| WHAT IS BEING ASKED |
Copy out all lines in the data below containing the string "screenshot".

— START OF GIVEN DATA —

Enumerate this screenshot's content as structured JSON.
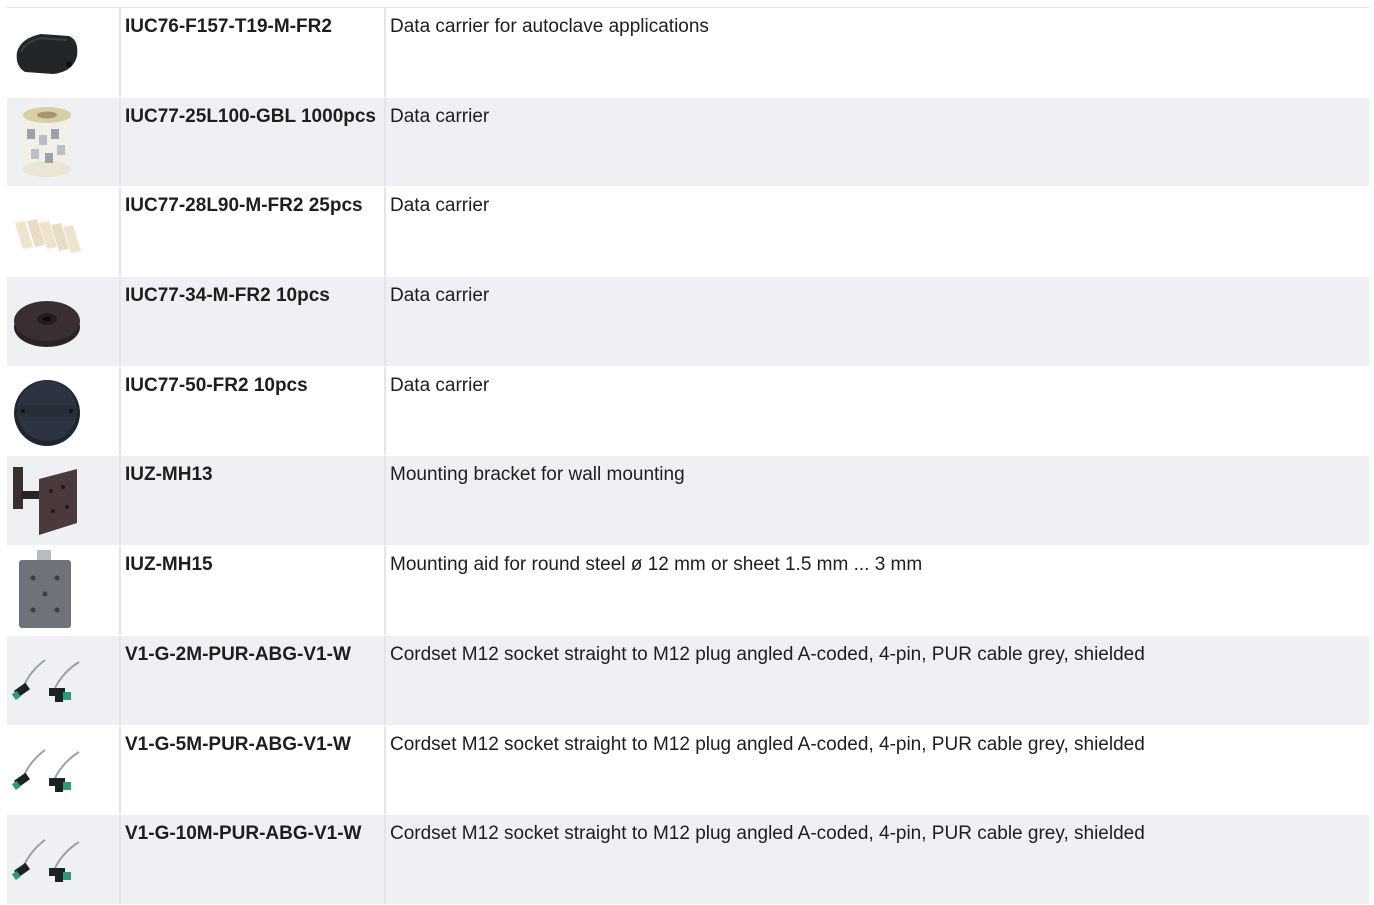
{
  "products": [
    {
      "code": "IUC76-F157-T19-M-FR2",
      "description": "Data carrier for autoclave applications",
      "image_icon": "black-tag-icon"
    },
    {
      "code": "IUC77-25L100-GBL 1000pcs",
      "description": "Data carrier",
      "image_icon": "label-roll-icon"
    },
    {
      "code": "IUC77-28L90-M-FR2 25pcs",
      "description": "Data carrier",
      "image_icon": "label-strips-icon"
    },
    {
      "code": "IUC77-34-M-FR2 10pcs",
      "description": "Data carrier",
      "image_icon": "round-disc-tag-icon"
    },
    {
      "code": "IUC77-50-FR2 10pcs",
      "description": "Data carrier",
      "image_icon": "round-eared-tag-icon"
    },
    {
      "code": "IUZ-MH13",
      "description": "Mounting bracket for wall mounting",
      "image_icon": "wall-bracket-icon"
    },
    {
      "code": "IUZ-MH15",
      "description": "Mounting aid for round steel ø 12 mm or sheet 1.5 mm ... 3 mm",
      "image_icon": "mounting-plate-icon"
    },
    {
      "code": "V1-G-2M-PUR-ABG-V1-W",
      "description": "Cordset M12 socket straight to M12 plug angled A-coded, 4-pin, PUR cable grey, shielded",
      "image_icon": "cordset-icon"
    },
    {
      "code": "V1-G-5M-PUR-ABG-V1-W",
      "description": "Cordset M12 socket straight to M12 plug angled A-coded, 4-pin, PUR cable grey, shielded",
      "image_icon": "cordset-icon"
    },
    {
      "code": "V1-G-10M-PUR-ABG-V1-W",
      "description": "Cordset M12 socket straight to M12 plug angled A-coded, 4-pin, PUR cable grey, shielded",
      "image_icon": "cordset-icon"
    }
  ],
  "colors": {
    "row_alt": "#eef0f3",
    "separator": "#e3e6e9",
    "text": "#1e1e1e",
    "cordset_green": "#2f9a7a"
  }
}
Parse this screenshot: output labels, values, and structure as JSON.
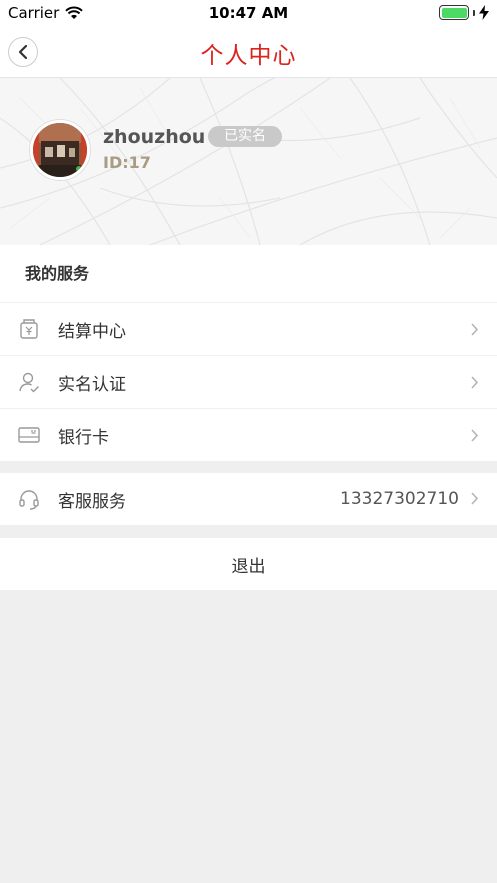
{
  "status_bar": {
    "carrier": "Carrier",
    "time": "10:47 AM"
  },
  "nav": {
    "title": "个人中心",
    "back_icon": "chevron-left-icon"
  },
  "profile": {
    "username": "zhouzhou",
    "verified_label": "已实名",
    "id_text": "ID:17"
  },
  "services": {
    "section_title": "我的服务",
    "items": [
      {
        "label": "结算中心",
        "icon": "wallet-yen-icon"
      },
      {
        "label": "实名认证",
        "icon": "user-check-icon"
      },
      {
        "label": "银行卡",
        "icon": "bank-card-icon"
      }
    ]
  },
  "customer_service": {
    "label": "客服服务",
    "phone": "13327302710",
    "icon": "headset-icon"
  },
  "logout": {
    "label": "退出"
  },
  "colors": {
    "accent": "#d9251d",
    "id_color": "#a89c82",
    "battery": "#4cd964"
  }
}
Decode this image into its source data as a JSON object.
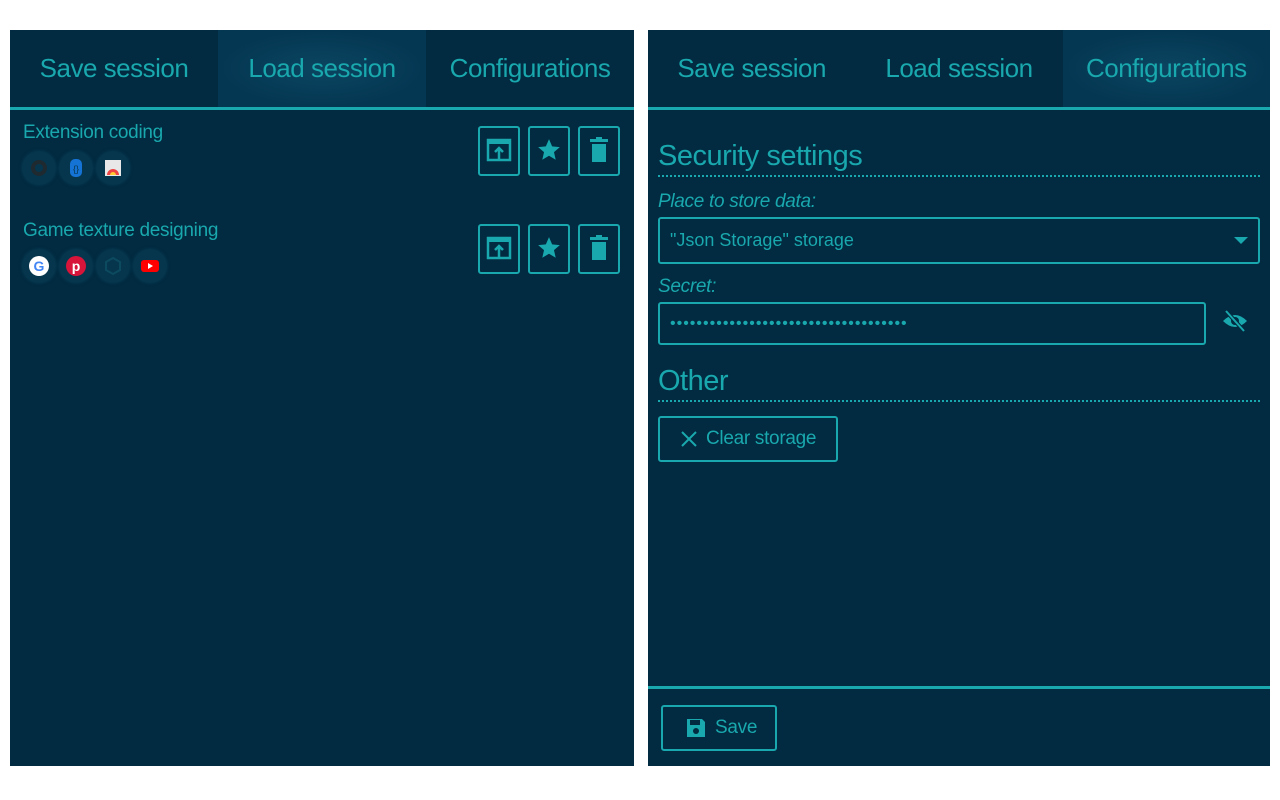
{
  "colors": {
    "accent": "#19a8ad",
    "background": "#022a40",
    "active_tab": "#0b4560"
  },
  "tabs": [
    "Save session",
    "Load session",
    "Configurations"
  ],
  "left": {
    "active_tab": "Load session",
    "sessions": [
      {
        "name": "Extension coding",
        "icons": [
          "github-icon",
          "json-storage-icon",
          "chrome-web-store-icon"
        ]
      },
      {
        "name": "Game texture designing",
        "icons": [
          "google-icon",
          "pinterest-icon",
          "unity-icon",
          "youtube-icon"
        ]
      }
    ],
    "actions": [
      "open-session-icon",
      "star-icon",
      "trash-icon"
    ]
  },
  "right": {
    "active_tab": "Configurations",
    "security_title": "Security settings",
    "store_label": "Place to store data:",
    "store_value": "\"Json Storage\" storage",
    "secret_label": "Secret:",
    "secret_value": "••••••••••••••••••••••••••••••••••••",
    "other_title": "Other",
    "clear_label": "Clear storage",
    "save_label": "Save"
  }
}
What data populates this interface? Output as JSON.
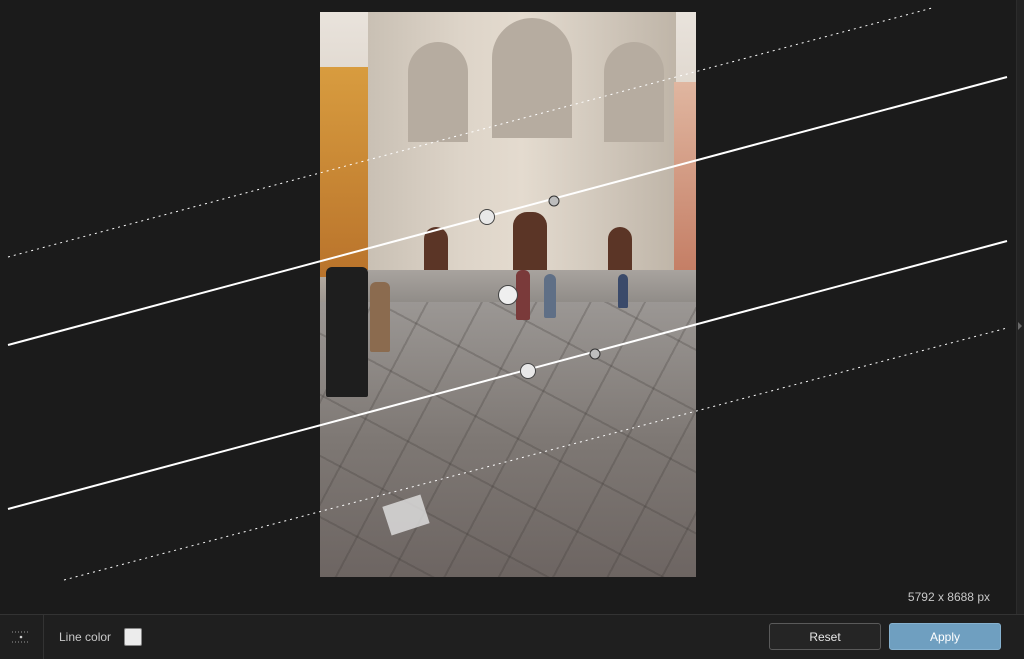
{
  "image_info": {
    "dimensions": "5792 x 8688 px"
  },
  "toolbar": {
    "line_color_label": "Line color",
    "line_color": "#ececec",
    "reset_label": "Reset",
    "apply_label": "Apply"
  },
  "colors": {
    "background": "#1b1b1b",
    "bottombar": "#1f1f1f",
    "apply_button": "#6f9fc0",
    "guide_line": "#ffffff"
  },
  "icons": {
    "grid_toggle": "grid-dots-icon"
  }
}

— END OF GIVEN DATA —

| EXERCISE ANSWER |
Enumerate this screenshot's content as structured JSON.
Parse this screenshot: output labels, values, and structure as JSON.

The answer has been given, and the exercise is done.